» **TASK INSTRUCTIONS**: Extract every line where the string "that" appears.

» **RECORDS SUPPLIED**:
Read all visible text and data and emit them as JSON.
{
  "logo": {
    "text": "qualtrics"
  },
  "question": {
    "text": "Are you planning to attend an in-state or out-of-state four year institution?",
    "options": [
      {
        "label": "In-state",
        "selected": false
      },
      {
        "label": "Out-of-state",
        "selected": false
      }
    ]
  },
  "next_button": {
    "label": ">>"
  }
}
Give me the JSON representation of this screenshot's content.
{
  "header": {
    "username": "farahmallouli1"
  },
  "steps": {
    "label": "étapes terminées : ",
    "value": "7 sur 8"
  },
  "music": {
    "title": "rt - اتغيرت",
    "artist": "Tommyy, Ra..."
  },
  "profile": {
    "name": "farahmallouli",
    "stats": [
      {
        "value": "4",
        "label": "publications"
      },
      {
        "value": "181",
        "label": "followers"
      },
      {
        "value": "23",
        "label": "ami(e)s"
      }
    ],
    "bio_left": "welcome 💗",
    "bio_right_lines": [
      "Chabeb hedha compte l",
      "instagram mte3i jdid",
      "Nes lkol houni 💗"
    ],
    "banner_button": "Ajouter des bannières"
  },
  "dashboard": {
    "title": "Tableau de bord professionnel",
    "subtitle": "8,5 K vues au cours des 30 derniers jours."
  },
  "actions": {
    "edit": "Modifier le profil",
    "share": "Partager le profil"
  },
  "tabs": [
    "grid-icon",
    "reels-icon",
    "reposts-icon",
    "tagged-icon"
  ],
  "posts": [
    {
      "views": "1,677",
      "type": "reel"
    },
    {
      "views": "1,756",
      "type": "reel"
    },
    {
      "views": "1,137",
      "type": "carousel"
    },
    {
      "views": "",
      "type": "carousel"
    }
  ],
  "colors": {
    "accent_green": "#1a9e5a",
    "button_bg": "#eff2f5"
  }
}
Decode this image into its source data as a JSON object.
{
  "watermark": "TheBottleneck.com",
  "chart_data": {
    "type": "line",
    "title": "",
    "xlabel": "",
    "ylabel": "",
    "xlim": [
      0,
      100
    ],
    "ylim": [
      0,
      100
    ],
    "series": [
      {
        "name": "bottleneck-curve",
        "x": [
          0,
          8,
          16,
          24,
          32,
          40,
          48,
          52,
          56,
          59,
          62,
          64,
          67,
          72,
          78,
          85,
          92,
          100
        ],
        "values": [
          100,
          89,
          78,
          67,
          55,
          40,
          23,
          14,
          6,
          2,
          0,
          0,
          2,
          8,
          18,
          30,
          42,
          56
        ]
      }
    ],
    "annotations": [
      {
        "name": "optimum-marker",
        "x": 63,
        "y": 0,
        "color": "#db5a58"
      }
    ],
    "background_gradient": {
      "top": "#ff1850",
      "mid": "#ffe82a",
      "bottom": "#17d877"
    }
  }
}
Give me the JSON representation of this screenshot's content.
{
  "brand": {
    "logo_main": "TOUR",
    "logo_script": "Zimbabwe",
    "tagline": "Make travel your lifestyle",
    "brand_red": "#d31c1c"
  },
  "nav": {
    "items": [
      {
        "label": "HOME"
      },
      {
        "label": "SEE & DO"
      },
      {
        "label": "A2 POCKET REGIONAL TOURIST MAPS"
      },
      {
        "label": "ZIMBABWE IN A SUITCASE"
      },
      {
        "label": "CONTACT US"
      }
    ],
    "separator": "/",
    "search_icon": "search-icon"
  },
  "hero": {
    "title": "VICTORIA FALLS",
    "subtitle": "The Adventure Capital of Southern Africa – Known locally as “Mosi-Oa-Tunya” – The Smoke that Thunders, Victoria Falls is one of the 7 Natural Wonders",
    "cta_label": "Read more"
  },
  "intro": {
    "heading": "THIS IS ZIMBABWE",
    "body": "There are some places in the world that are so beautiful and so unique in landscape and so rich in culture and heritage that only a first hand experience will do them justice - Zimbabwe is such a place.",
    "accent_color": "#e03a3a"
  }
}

» **RESULT FOR THIS EXERCISE**:
    "subtitle": "The Adventure Capital of Southern Africa – Known locally as “Mosi-Oa-Tunya” – The Smoke that Thunders, Victoria Falls is one of the 7 Natural Wonders",
    "body": "There are some places in the world that are so beautiful and so unique in landscape and so rich in culture and heritage that only a first hand experience will do them justice - Zimbabwe is such a place.",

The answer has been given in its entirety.